## Письменное задание 1
Продублируйте без единого изменения строки листинга, начиная с его первой строки и заканчивая строкой, содержащей «- y-axis-label: Abweichung», включительно.

**** Цитируемый текст

Этого не скажешь о Солженицыне - вот уж кто не стерпел, кто не прощал, выкрикивая своё "слепые поводыри слепых". Только удивительно, что одиночество Твардовского видел он в самом трагическом свете - а своего не осознавал как поражения, хоть остался один. Ведь оно-то, одиночество, казалось, и возвысило его. И это было самообманом человека, который верил только в себя. Он устоял, он в ответе за всё и за всех, ему по силам. И никогда бы Солженицын не смирился с мыслью, что цель его не может быть достижимой в одиночку. Так не смирился он, что поражение Твардовского - это и его поражение. Писал: "Есть много способов убить поэта. Твардовского убили тем, что отняли "Новый мир". А что сделали с ним, разве это не было самым точным по цели способом убийства всего того, к чему он готовил себя? С каким бесстрашием Солженицын готов был идти на крест, с такой же убеждённой верой заявлял, что смерть его станет самой страшной карой для его же убийц. "План состоит в том, чтобы вытолкнуть меня из жизни или из страны, или отправить в Сибирь, или чтобы я "растворился в чужеземном тумане", как они прямо и пишут". И наготове собственный план: "Тотчас после моей смерти или исчезновения или лишения меня свободы необратимо вступит в действие моё литературное завещание" - и "начнётся главная часть моих публикаций, от которых я воздерживался все эти годы". Но после высылки Солженицына из страны, публикации на Западе всё равно начались, да к тому же у него оказались развязаны руки, чтобы писать и писать! Значит, это их не пугало. Того они страшились, что могло сделать его для людей бесконечно близким. Покаянной людской веры. И все долгие годы своего изгнания Солженицын уже не мог коснуться душ русских людей.

********

## Письменное задание 2
Определите, соответствуют ли тексту о Солженицыне и Твардовском следующие утверждения: (a) Солженицын писал, что Твардовского убили, отняв у него «Новый мир»; (b) после высылки Солженицына из страны его публикации на Западе так и не начались; (c) собственное одиночество Солженицын воспринимал как поражение. На каждое ответьте «да» или «нет» и приведите точную цитату из текста, которая решает вопрос.

**** Исходные данные

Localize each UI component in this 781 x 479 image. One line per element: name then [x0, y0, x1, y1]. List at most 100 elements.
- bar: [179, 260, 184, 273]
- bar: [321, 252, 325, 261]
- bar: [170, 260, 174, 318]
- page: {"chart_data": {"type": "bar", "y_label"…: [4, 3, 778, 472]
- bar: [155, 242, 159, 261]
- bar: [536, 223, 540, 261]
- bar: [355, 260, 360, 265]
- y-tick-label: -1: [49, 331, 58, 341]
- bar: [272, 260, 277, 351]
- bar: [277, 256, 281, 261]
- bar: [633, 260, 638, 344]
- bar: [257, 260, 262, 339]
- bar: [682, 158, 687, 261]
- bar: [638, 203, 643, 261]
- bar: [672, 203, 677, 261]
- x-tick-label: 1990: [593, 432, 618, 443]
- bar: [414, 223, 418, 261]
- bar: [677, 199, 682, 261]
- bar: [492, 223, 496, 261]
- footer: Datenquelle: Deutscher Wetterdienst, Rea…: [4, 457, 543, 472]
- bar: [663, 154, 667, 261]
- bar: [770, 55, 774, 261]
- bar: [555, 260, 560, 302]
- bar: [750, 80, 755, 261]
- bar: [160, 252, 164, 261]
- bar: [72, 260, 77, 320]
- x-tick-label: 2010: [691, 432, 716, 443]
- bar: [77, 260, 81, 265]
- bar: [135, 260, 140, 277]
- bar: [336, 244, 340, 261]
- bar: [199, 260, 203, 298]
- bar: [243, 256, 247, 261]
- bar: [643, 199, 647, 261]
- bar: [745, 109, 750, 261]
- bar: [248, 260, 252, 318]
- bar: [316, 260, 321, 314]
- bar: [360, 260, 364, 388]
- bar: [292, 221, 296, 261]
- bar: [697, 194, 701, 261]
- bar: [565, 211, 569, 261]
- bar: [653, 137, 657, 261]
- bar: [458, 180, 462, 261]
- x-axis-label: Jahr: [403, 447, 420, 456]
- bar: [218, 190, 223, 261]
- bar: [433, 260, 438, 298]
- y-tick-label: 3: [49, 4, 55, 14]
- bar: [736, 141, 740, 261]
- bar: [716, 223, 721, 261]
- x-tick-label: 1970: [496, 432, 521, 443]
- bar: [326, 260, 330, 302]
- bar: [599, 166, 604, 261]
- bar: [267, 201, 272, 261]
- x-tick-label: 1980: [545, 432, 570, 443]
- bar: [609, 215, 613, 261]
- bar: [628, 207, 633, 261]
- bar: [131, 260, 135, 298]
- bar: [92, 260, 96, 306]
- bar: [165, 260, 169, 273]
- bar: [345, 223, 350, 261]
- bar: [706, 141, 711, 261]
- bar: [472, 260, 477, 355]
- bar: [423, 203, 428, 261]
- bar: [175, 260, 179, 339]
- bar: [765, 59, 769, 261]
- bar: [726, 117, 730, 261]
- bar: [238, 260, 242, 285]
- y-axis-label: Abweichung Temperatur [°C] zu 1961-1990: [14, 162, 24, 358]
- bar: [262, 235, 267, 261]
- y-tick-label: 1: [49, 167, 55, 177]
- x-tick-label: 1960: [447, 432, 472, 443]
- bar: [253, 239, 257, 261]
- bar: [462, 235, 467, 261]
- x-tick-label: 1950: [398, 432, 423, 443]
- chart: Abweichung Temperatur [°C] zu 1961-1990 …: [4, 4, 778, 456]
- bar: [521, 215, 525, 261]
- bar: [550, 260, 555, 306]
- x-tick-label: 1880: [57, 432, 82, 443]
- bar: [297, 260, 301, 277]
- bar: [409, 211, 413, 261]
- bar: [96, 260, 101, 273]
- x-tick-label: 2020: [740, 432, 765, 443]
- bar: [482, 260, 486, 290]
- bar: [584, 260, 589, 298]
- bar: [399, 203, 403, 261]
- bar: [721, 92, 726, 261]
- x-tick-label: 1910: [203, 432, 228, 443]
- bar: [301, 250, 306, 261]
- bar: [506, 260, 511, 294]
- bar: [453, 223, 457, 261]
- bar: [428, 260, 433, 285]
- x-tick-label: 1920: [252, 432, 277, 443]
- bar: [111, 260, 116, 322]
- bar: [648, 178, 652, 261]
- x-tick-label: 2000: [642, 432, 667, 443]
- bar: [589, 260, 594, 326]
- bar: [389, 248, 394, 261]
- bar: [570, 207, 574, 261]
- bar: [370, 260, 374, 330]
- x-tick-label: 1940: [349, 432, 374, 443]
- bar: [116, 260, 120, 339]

********

## Результат выполнения 1
Localize each UI component in this 781 x 479 image. One line per element: name then [x0, y0, x1, y1]. List at most 100 elements.
- bar: [179, 260, 184, 273]
- bar: [321, 252, 325, 261]
- bar: [170, 260, 174, 318]
- page: {"chart_data": {"type": "bar", "y_label"…: [4, 3, 778, 472]
- bar: [155, 242, 159, 261]
- bar: [536, 223, 540, 261]
- bar: [355, 260, 360, 265]
- y-tick-label: -1: [49, 331, 58, 341]
- bar: [272, 260, 277, 351]
- bar: [277, 256, 281, 261]
- bar: [633, 260, 638, 344]
- bar: [257, 260, 262, 339]
- bar: [682, 158, 687, 261]
- bar: [638, 203, 643, 261]
- bar: [672, 203, 677, 261]
- x-tick-label: 1990: [593, 432, 618, 443]
- bar: [414, 223, 418, 261]
- bar: [677, 199, 682, 261]
- bar: [492, 223, 496, 261]
- footer: Datenquelle: Deutscher Wetterdienst, Rea…: [4, 457, 543, 472]
- bar: [663, 154, 667, 261]
- bar: [770, 55, 774, 261]
- bar: [555, 260, 560, 302]
- bar: [750, 80, 755, 261]
- bar: [160, 252, 164, 261]
- bar: [72, 260, 77, 320]
- x-tick-label: 2010: [691, 432, 716, 443]
- bar: [77, 260, 81, 265]
- bar: [135, 260, 140, 277]
- bar: [336, 244, 340, 261]
- bar: [199, 260, 203, 298]
- bar: [243, 256, 247, 261]
- bar: [643, 199, 647, 261]
- bar: [745, 109, 750, 261]
- bar: [248, 260, 252, 318]
- bar: [316, 260, 321, 314]
- bar: [360, 260, 364, 388]
- bar: [292, 221, 296, 261]
- bar: [697, 194, 701, 261]
- bar: [565, 211, 569, 261]
- bar: [653, 137, 657, 261]
- bar: [458, 180, 462, 261]
- x-axis-label: Jahr: [403, 447, 420, 456]
- bar: [218, 190, 223, 261]
- bar: [433, 260, 438, 298]
- y-tick-label: 3: [49, 4, 55, 14]
- bar: [736, 141, 740, 261]
- bar: [716, 223, 721, 261]
- x-tick-label: 1970: [496, 432, 521, 443]
- bar: [326, 260, 330, 302]
- bar: [599, 166, 604, 261]
- bar: [267, 201, 272, 261]
- x-tick-label: 1980: [545, 432, 570, 443]
- bar: [609, 215, 613, 261]
- bar: [628, 207, 633, 261]
- bar: [131, 260, 135, 298]
- bar: [92, 260, 96, 306]
- bar: [165, 260, 169, 273]
- bar: [345, 223, 350, 261]
- bar: [706, 141, 711, 261]
- bar: [472, 260, 477, 355]
- bar: [423, 203, 428, 261]
- bar: [175, 260, 179, 339]
- bar: [765, 59, 769, 261]
- bar: [726, 117, 730, 261]
- bar: [238, 260, 242, 285]
- y-axis-label: Abweichung Temperatur [°C] zu 1961-1990: [14, 162, 24, 358]

## Результат выполнения 2
(a) Да: «Твардовского убили тем, что отняли "Новый мир"».
(b) Нет: «Но после высылки Солженицына из страны, публикации на Западе всё равно начались».
(c) Нет: «а своего не осознавал как поражения, хоть остался один».